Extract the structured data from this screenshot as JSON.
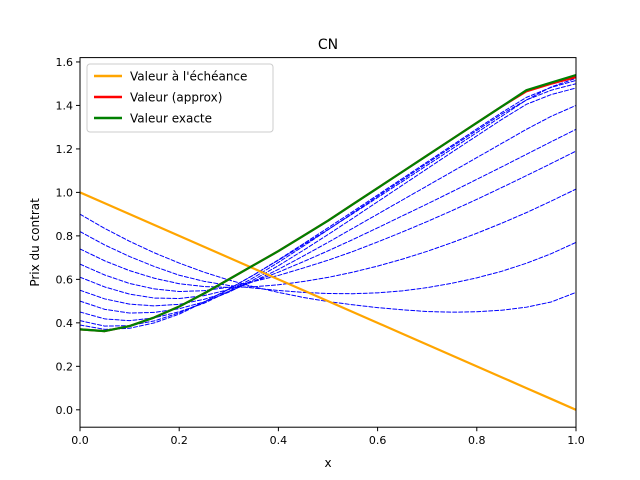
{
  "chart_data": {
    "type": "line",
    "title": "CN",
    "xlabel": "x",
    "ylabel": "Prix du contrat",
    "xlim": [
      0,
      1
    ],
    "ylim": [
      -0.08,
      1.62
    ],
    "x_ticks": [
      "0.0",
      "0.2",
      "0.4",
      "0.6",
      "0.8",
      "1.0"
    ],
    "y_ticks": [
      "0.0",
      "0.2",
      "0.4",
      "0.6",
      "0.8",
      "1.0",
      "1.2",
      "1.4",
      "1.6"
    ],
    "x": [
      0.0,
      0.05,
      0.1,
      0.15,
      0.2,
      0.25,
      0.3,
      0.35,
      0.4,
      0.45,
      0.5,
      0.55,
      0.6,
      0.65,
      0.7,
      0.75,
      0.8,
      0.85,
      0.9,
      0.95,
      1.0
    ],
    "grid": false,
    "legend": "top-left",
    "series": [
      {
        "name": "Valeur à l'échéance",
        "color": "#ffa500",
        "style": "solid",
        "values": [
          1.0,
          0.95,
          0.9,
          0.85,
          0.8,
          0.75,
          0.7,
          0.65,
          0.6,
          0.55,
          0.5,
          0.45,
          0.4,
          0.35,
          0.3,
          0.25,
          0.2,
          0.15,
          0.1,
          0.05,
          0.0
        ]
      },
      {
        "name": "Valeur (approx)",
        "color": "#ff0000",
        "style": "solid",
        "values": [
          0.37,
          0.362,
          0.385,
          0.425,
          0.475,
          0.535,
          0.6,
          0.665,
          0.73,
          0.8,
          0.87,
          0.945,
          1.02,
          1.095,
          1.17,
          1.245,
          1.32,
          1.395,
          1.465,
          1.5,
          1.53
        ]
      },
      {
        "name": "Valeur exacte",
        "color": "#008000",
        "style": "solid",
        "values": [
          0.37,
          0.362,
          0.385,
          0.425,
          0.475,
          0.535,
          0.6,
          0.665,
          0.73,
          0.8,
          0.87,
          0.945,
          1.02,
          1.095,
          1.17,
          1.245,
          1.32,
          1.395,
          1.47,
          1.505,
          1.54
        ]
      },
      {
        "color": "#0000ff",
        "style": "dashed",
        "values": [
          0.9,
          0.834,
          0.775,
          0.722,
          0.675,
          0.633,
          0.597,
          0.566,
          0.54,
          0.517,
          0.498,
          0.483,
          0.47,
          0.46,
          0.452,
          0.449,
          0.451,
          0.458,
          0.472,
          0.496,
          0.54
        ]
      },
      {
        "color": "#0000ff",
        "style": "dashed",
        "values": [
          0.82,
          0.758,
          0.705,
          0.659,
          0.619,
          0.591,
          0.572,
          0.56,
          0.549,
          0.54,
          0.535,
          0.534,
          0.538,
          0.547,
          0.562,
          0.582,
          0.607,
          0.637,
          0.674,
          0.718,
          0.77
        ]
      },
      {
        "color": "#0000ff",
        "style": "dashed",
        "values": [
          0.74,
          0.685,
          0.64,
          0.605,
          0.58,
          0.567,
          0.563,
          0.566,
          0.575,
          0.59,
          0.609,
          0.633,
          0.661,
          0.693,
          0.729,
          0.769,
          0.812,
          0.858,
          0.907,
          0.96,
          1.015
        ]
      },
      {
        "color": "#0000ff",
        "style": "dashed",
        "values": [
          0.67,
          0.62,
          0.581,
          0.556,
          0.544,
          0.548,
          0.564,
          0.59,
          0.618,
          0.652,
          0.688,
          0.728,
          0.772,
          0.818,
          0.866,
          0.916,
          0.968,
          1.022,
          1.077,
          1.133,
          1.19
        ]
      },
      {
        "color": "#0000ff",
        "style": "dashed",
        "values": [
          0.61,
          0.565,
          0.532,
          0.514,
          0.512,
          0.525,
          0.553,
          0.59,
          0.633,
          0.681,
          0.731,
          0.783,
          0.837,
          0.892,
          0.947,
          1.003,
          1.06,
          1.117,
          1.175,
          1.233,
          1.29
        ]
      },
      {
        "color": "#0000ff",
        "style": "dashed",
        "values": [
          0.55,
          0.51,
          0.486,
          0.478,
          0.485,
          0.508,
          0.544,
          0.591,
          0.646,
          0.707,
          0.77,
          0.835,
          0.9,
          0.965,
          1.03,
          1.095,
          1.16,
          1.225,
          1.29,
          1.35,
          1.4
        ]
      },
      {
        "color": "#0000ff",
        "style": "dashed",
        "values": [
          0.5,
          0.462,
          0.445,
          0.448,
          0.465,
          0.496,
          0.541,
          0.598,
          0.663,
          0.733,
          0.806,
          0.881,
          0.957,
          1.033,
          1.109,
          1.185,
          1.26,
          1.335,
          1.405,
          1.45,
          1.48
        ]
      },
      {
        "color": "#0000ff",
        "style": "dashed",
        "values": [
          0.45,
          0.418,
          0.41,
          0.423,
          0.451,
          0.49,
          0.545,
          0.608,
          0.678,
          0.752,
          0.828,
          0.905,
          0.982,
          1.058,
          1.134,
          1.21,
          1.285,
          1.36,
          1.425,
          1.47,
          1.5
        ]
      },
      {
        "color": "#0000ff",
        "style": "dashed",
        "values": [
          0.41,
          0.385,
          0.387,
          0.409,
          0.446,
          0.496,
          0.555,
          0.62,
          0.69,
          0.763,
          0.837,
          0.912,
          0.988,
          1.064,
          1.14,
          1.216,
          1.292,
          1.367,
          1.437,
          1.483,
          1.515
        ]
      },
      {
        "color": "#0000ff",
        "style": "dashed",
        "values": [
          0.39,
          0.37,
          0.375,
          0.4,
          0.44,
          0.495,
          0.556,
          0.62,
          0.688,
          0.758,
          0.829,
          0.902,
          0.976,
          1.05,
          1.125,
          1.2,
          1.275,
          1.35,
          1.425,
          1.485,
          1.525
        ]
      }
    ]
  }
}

================================

:: TASK TO COMPLETE ::
Each line in the records above should be reproduced exactly; images are not copied.

:: WRITTEN SOLUTION ::
Extract the structured data from this screenshot as JSON.
{
  "chart_data": {
    "type": "line",
    "title": "CN",
    "xlabel": "x",
    "ylabel": "Prix du contrat",
    "xlim": [
      0,
      1
    ],
    "ylim": [
      -0.08,
      1.62
    ],
    "x_ticks": [
      "0.0",
      "0.2",
      "0.4",
      "0.6",
      "0.8",
      "1.0"
    ],
    "y_ticks": [
      "0.0",
      "0.2",
      "0.4",
      "0.6",
      "0.8",
      "1.0",
      "1.2",
      "1.4",
      "1.6"
    ],
    "x": [
      0.0,
      0.05,
      0.1,
      0.15,
      0.2,
      0.25,
      0.3,
      0.35,
      0.4,
      0.45,
      0.5,
      0.55,
      0.6,
      0.65,
      0.7,
      0.75,
      0.8,
      0.85,
      0.9,
      0.95,
      1.0
    ],
    "grid": false,
    "legend": "top-left",
    "series": [
      {
        "name": "Valeur à l'échéance",
        "color": "#ffa500",
        "style": "solid",
        "values": [
          1.0,
          0.95,
          0.9,
          0.85,
          0.8,
          0.75,
          0.7,
          0.65,
          0.6,
          0.55,
          0.5,
          0.45,
          0.4,
          0.35,
          0.3,
          0.25,
          0.2,
          0.15,
          0.1,
          0.05,
          0.0
        ]
      },
      {
        "name": "Valeur (approx)",
        "color": "#ff0000",
        "style": "solid",
        "values": [
          0.37,
          0.362,
          0.385,
          0.425,
          0.475,
          0.535,
          0.6,
          0.665,
          0.73,
          0.8,
          0.87,
          0.945,
          1.02,
          1.095,
          1.17,
          1.245,
          1.32,
          1.395,
          1.465,
          1.5,
          1.53
        ]
      },
      {
        "name": "Valeur exacte",
        "color": "#008000",
        "style": "solid",
        "values": [
          0.37,
          0.362,
          0.385,
          0.425,
          0.475,
          0.535,
          0.6,
          0.665,
          0.73,
          0.8,
          0.87,
          0.945,
          1.02,
          1.095,
          1.17,
          1.245,
          1.32,
          1.395,
          1.47,
          1.505,
          1.54
        ]
      },
      {
        "color": "#0000ff",
        "style": "dashed",
        "values": [
          0.9,
          0.834,
          0.775,
          0.722,
          0.675,
          0.633,
          0.597,
          0.566,
          0.54,
          0.517,
          0.498,
          0.483,
          0.47,
          0.46,
          0.452,
          0.449,
          0.451,
          0.458,
          0.472,
          0.496,
          0.54
        ]
      },
      {
        "color": "#0000ff",
        "style": "dashed",
        "values": [
          0.82,
          0.758,
          0.705,
          0.659,
          0.619,
          0.591,
          0.572,
          0.56,
          0.549,
          0.54,
          0.535,
          0.534,
          0.538,
          0.547,
          0.562,
          0.582,
          0.607,
          0.637,
          0.674,
          0.718,
          0.77
        ]
      },
      {
        "color": "#0000ff",
        "style": "dashed",
        "values": [
          0.74,
          0.685,
          0.64,
          0.605,
          0.58,
          0.567,
          0.563,
          0.566,
          0.575,
          0.59,
          0.609,
          0.633,
          0.661,
          0.693,
          0.729,
          0.769,
          0.812,
          0.858,
          0.907,
          0.96,
          1.015
        ]
      },
      {
        "color": "#0000ff",
        "style": "dashed",
        "values": [
          0.67,
          0.62,
          0.581,
          0.556,
          0.544,
          0.548,
          0.564,
          0.59,
          0.618,
          0.652,
          0.688,
          0.728,
          0.772,
          0.818,
          0.866,
          0.916,
          0.968,
          1.022,
          1.077,
          1.133,
          1.19
        ]
      },
      {
        "color": "#0000ff",
        "style": "dashed",
        "values": [
          0.61,
          0.565,
          0.532,
          0.514,
          0.512,
          0.525,
          0.553,
          0.59,
          0.633,
          0.681,
          0.731,
          0.783,
          0.837,
          0.892,
          0.947,
          1.003,
          1.06,
          1.117,
          1.175,
          1.233,
          1.29
        ]
      },
      {
        "color": "#0000ff",
        "style": "dashed",
        "values": [
          0.55,
          0.51,
          0.486,
          0.478,
          0.485,
          0.508,
          0.544,
          0.591,
          0.646,
          0.707,
          0.77,
          0.835,
          0.9,
          0.965,
          1.03,
          1.095,
          1.16,
          1.225,
          1.29,
          1.35,
          1.4
        ]
      },
      {
        "color": "#0000ff",
        "style": "dashed",
        "values": [
          0.5,
          0.462,
          0.445,
          0.448,
          0.465,
          0.496,
          0.541,
          0.598,
          0.663,
          0.733,
          0.806,
          0.881,
          0.957,
          1.033,
          1.109,
          1.185,
          1.26,
          1.335,
          1.405,
          1.45,
          1.48
        ]
      },
      {
        "color": "#0000ff",
        "style": "dashed",
        "values": [
          0.45,
          0.418,
          0.41,
          0.423,
          0.451,
          0.49,
          0.545,
          0.608,
          0.678,
          0.752,
          0.828,
          0.905,
          0.982,
          1.058,
          1.134,
          1.21,
          1.285,
          1.36,
          1.425,
          1.47,
          1.5
        ]
      },
      {
        "color": "#0000ff",
        "style": "dashed",
        "values": [
          0.41,
          0.385,
          0.387,
          0.409,
          0.446,
          0.496,
          0.555,
          0.62,
          0.69,
          0.763,
          0.837,
          0.912,
          0.988,
          1.064,
          1.14,
          1.216,
          1.292,
          1.367,
          1.437,
          1.483,
          1.515
        ]
      },
      {
        "color": "#0000ff",
        "style": "dashed",
        "values": [
          0.39,
          0.37,
          0.375,
          0.4,
          0.44,
          0.495,
          0.556,
          0.62,
          0.688,
          0.758,
          0.829,
          0.902,
          0.976,
          1.05,
          1.125,
          1.2,
          1.275,
          1.35,
          1.425,
          1.485,
          1.525
        ]
      }
    ]
  }
}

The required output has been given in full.